Work instructions: Revise the entries starting at the first one and ending at the line containing "page-from-stepper[interactable]: 1 ▲", replacing "Honesty" with "Integrity" and leaving everything else unchanged.

Layout annotation data:
━━━━━━━━━━━━━━━━━━━━━━━━━━━━━━
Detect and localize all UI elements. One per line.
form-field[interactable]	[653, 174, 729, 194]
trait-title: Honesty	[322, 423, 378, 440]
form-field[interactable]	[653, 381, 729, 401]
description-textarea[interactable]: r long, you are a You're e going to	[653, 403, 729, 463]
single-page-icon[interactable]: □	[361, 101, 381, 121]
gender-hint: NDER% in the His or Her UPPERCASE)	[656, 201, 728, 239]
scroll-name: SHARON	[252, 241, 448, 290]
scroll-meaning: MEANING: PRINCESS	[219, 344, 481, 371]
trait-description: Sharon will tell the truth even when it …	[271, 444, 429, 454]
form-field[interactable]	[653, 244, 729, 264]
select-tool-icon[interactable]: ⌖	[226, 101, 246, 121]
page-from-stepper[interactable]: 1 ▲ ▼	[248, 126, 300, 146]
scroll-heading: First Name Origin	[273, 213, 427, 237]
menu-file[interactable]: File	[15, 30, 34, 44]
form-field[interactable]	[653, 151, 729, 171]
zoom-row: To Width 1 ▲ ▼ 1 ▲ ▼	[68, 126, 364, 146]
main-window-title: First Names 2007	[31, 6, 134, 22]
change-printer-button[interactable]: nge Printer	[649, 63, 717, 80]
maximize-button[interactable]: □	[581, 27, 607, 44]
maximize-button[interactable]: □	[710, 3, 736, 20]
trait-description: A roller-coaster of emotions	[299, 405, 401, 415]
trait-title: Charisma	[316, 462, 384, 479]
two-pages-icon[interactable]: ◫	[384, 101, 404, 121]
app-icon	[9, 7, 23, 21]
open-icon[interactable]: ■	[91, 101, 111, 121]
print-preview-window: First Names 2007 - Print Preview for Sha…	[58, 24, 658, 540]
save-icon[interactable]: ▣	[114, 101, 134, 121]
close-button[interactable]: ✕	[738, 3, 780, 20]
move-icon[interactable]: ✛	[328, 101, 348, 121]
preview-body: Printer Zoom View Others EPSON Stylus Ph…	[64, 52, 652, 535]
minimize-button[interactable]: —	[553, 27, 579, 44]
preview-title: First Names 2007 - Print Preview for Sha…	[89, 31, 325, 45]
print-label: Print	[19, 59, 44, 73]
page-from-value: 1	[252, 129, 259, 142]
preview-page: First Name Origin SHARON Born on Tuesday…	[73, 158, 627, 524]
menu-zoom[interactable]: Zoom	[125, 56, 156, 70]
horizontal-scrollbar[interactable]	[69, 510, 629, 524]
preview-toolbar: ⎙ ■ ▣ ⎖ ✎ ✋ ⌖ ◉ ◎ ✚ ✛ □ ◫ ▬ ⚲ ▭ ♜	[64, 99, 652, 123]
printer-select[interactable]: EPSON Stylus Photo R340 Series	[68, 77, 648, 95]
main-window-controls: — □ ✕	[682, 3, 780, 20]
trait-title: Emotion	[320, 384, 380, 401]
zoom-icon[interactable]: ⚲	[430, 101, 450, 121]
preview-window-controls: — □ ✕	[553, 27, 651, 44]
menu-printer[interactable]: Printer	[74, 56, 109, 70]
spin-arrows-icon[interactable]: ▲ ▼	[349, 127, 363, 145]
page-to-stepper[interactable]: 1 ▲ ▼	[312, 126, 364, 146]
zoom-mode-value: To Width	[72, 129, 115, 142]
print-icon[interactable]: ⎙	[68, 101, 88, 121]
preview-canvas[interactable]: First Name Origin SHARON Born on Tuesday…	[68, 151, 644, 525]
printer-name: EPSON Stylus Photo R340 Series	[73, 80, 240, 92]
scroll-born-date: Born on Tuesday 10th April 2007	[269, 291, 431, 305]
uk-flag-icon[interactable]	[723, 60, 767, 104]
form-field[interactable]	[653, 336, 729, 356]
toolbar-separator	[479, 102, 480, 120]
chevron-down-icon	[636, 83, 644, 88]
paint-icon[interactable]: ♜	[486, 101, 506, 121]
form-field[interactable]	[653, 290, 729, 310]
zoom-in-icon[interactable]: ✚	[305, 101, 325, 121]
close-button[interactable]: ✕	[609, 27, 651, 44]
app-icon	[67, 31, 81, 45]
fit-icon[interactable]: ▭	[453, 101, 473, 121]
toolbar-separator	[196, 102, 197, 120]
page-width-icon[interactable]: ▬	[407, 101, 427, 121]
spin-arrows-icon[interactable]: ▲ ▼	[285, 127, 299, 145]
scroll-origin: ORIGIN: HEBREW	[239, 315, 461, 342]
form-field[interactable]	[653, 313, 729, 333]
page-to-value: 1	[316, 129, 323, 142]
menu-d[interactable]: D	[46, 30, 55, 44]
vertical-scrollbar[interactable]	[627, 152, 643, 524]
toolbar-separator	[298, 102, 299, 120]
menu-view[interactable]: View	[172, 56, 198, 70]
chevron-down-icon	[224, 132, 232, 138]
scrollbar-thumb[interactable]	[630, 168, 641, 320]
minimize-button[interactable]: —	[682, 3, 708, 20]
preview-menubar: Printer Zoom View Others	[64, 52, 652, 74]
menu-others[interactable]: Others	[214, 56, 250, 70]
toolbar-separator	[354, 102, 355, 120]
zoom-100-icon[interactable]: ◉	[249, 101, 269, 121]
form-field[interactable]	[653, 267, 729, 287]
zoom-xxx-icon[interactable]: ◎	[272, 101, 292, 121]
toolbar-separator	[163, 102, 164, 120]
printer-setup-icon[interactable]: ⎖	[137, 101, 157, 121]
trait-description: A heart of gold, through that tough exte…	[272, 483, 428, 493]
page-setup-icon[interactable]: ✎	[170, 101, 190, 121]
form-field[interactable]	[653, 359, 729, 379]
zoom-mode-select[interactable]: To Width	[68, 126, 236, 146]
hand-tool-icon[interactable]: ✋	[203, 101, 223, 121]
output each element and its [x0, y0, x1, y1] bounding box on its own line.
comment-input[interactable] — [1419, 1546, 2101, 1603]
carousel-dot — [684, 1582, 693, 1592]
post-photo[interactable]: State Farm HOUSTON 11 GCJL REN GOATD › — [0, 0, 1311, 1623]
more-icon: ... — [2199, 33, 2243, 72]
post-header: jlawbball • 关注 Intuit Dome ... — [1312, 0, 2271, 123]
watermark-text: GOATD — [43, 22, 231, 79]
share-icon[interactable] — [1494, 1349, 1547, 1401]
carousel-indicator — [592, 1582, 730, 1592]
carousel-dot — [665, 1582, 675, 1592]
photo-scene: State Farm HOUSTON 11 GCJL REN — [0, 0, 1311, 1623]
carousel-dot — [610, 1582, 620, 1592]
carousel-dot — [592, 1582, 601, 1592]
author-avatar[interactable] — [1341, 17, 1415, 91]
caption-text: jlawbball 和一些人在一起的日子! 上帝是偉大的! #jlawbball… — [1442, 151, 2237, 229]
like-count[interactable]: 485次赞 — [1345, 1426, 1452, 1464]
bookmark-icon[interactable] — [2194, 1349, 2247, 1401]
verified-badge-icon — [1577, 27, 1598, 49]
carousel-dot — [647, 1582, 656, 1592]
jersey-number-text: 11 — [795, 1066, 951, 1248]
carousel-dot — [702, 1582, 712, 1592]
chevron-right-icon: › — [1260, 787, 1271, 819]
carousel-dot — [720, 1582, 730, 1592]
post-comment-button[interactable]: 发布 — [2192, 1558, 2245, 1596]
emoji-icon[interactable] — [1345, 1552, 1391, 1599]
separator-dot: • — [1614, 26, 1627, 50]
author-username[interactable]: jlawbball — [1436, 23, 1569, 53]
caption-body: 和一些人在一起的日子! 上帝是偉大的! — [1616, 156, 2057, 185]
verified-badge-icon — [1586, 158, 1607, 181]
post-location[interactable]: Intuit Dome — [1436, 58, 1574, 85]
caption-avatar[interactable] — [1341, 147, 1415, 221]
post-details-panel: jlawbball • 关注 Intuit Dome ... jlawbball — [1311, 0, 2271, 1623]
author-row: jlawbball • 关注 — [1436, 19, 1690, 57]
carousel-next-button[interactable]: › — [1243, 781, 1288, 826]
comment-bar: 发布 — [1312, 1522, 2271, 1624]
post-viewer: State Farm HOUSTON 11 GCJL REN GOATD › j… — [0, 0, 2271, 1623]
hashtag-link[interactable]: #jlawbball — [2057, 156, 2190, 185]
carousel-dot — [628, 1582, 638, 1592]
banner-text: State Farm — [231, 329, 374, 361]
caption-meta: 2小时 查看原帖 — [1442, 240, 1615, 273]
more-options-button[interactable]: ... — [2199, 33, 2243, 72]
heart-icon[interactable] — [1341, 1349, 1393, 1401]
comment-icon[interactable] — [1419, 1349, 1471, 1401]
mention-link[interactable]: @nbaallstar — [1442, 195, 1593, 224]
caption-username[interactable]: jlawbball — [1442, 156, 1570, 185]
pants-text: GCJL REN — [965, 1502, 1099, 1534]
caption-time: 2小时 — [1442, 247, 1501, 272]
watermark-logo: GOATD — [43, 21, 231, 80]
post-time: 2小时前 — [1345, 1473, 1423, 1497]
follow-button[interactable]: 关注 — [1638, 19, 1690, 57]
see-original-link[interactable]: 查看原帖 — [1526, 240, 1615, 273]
━━━━━━━━━━━━━━━━━━━━━━━━━━━━━━
Final result:
Detect and localize all UI elements. One per line.
form-field[interactable]	[653, 174, 729, 194]
trait-title: Integrity	[322, 423, 378, 440]
form-field[interactable]	[653, 381, 729, 401]
description-textarea[interactable]: r long, you are a You're e going to	[653, 403, 729, 463]
single-page-icon[interactable]: □	[361, 101, 381, 121]
gender-hint: NDER% in the His or Her UPPERCASE)	[656, 201, 728, 239]
scroll-name: SHARON	[252, 241, 448, 290]
scroll-meaning: MEANING: PRINCESS	[219, 344, 481, 371]
trait-description: Sharon will tell the truth even when it …	[271, 444, 429, 454]
form-field[interactable]	[653, 244, 729, 264]
select-tool-icon[interactable]: ⌖	[226, 101, 246, 121]
page-from-stepper[interactable]: 1 ▲ ▼	[248, 126, 300, 146]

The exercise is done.